Aim:
Would you copy out the whole listing exactly as given?

Records supplied:
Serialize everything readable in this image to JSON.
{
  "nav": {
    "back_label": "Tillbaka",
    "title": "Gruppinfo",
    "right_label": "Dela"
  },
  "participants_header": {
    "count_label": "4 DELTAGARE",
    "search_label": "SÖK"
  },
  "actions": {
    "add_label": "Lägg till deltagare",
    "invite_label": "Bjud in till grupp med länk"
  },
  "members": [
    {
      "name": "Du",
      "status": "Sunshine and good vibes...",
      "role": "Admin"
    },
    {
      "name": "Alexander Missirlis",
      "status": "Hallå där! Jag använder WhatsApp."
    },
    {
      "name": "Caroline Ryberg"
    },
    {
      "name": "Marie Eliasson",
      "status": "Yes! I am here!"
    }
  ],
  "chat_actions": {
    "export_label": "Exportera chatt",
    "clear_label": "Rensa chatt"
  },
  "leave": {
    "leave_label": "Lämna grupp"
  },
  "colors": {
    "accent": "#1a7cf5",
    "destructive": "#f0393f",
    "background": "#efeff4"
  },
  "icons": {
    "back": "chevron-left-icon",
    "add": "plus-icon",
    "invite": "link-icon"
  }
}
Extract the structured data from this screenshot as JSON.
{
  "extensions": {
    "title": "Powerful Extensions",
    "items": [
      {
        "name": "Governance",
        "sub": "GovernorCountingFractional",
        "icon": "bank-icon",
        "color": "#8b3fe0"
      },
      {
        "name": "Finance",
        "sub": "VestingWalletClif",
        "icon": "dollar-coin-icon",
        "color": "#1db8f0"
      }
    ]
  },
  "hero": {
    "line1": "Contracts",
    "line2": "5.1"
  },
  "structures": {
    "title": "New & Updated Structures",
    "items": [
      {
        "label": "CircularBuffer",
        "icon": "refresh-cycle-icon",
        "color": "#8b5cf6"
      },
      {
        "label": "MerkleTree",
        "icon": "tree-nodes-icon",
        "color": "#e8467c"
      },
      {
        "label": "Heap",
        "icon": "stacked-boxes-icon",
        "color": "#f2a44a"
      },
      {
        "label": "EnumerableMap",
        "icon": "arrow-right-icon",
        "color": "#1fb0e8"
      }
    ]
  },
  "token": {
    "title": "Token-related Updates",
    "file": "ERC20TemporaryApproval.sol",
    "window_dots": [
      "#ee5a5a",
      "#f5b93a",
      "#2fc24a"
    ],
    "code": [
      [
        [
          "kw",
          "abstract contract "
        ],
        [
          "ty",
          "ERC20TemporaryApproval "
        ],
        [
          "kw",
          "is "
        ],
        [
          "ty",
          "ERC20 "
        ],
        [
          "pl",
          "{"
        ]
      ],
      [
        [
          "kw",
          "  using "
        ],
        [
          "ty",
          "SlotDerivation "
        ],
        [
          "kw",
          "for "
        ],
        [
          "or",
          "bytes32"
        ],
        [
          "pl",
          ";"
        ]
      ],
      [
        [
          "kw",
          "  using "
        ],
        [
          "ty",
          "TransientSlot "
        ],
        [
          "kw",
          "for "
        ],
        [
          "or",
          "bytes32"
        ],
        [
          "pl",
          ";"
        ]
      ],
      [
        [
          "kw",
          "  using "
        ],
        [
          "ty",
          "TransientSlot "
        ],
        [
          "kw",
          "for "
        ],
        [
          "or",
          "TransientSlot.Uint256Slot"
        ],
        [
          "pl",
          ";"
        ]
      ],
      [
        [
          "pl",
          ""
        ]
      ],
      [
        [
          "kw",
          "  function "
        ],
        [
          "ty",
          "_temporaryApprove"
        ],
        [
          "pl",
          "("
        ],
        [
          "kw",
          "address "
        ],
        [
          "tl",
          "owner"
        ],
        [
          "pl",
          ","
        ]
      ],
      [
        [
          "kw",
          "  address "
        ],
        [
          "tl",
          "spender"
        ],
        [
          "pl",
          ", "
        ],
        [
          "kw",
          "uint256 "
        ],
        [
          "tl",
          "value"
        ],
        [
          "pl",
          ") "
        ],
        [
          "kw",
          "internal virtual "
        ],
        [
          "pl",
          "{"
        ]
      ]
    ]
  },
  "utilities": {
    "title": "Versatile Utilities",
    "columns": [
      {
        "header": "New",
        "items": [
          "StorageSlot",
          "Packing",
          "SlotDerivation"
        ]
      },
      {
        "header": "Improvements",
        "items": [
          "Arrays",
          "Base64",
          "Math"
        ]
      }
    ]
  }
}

Result of the exercise:
Serialize everything readable in this image to JSON.
{
  "nav": {
    "back_label": "Tillbaka",
    "title": "Gruppinfo",
    "right_label": "Dela"
  },
  "participants_header": {
    "count_label": "4 DELTAGARE",
    "search_label": "SÖK"
  },
  "actions": {
    "add_label": "Lägg till deltagare",
    "invite_label": "Bjud in till grupp med länk"
  },
  "members": [
    {
      "name": "Du",
      "status": "Sunshine and good vibes...",
      "role": "Admin"
    },
    {
      "name": "Alexander Missirlis",
      "status": "Hallå där! Jag använder WhatsApp."
    },
    {
      "name": "Caroline Ryberg"
    },
    {
      "name": "Marie Eliasson",
      "status": "Yes! I am here!"
    }
  ],
  "chat_actions": {
    "export_label": "Exportera chatt",
    "clear_label": "Rensa chatt"
  },
  "leave": {
    "leave_label": "Lämna grupp"
  },
  "colors": {
    "accent": "#1a7cf5",
    "destructive": "#f0393f",
    "background": "#efeff4"
  },
  "icons": {
    "back": "chevron-left-icon",
    "add": "plus-icon",
    "invite": "link-icon"
  }
}
Extract the structured data from this screenshot as JSON.
{
  "extensions": {
    "title": "Powerful Extensions",
    "items": [
      {
        "name": "Governance",
        "sub": "GovernorCountingFractional",
        "icon": "bank-icon",
        "color": "#8b3fe0"
      },
      {
        "name": "Finance",
        "sub": "VestingWalletClif",
        "icon": "dollar-coin-icon",
        "color": "#1db8f0"
      }
    ]
  },
  "hero": {
    "line1": "Contracts",
    "line2": "5.1"
  },
  "structures": {
    "title": "New & Updated Structures",
    "items": [
      {
        "label": "CircularBuffer",
        "icon": "refresh-cycle-icon",
        "color": "#8b5cf6"
      },
      {
        "label": "MerkleTree",
        "icon": "tree-nodes-icon",
        "color": "#e8467c"
      },
      {
        "label": "Heap",
        "icon": "stacked-boxes-icon",
        "color": "#f2a44a"
      },
      {
        "label": "EnumerableMap",
        "icon": "arrow-right-icon",
        "color": "#1fb0e8"
      }
    ]
  },
  "token": {
    "title": "Token-related Updates",
    "file": "ERC20TemporaryApproval.sol",
    "window_dots": [
      "#ee5a5a",
      "#f5b93a",
      "#2fc24a"
    ],
    "code": [
      [
        [
          "kw",
          "abstract contract "
        ],
        [
          "ty",
          "ERC20TemporaryApproval "
        ],
        [
          "kw",
          "is "
        ],
        [
          "ty",
          "ERC20 "
        ],
        [
          "pl",
          "{"
        ]
      ],
      [
        [
          "kw",
          "  using "
        ],
        [
          "ty",
          "SlotDerivation "
        ],
        [
          "kw",
          "for "
        ],
        [
          "or",
          "bytes32"
        ],
        [
          "pl",
          ";"
        ]
      ],
      [
        [
          "kw",
          "  using "
        ],
        [
          "ty",
          "TransientSlot "
        ],
        [
          "kw",
          "for "
        ],
        [
          "or",
          "bytes32"
        ],
        [
          "pl",
          ";"
        ]
      ],
      [
        [
          "kw",
          "  using "
        ],
        [
          "ty",
          "TransientSlot "
        ],
        [
          "kw",
          "for "
        ],
        [
          "or",
          "TransientSlot.Uint256Slot"
        ],
        [
          "pl",
          ";"
        ]
      ],
      [
        [
          "pl",
          ""
        ]
      ],
      [
        [
          "kw",
          "  function "
        ],
        [
          "ty",
          "_temporaryApprove"
        ],
        [
          "pl",
          "("
        ],
        [
          "kw",
          "address "
        ],
        [
          "tl",
          "owner"
        ],
        [
          "pl",
          ","
        ]
      ],
      [
        [
          "kw",
          "  address "
        ],
        [
          "tl",
          "spender"
        ],
        [
          "pl",
          ", "
        ],
        [
          "kw",
          "uint256 "
        ],
        [
          "tl",
          "value"
        ],
        [
          "pl",
          ") "
        ],
        [
          "kw",
          "internal virtual "
        ],
        [
          "pl",
          "{"
        ]
      ]
    ]
  },
  "utilities": {
    "title": "Versatile Utilities",
    "columns": [
      {
        "header": "New",
        "items": [
          "StorageSlot",
          "Packing",
          "SlotDerivation"
        ]
      },
      {
        "header": "Improvements",
        "items": [
          "Arrays",
          "Base64",
          "Math"
        ]
      }
    ]
  }
}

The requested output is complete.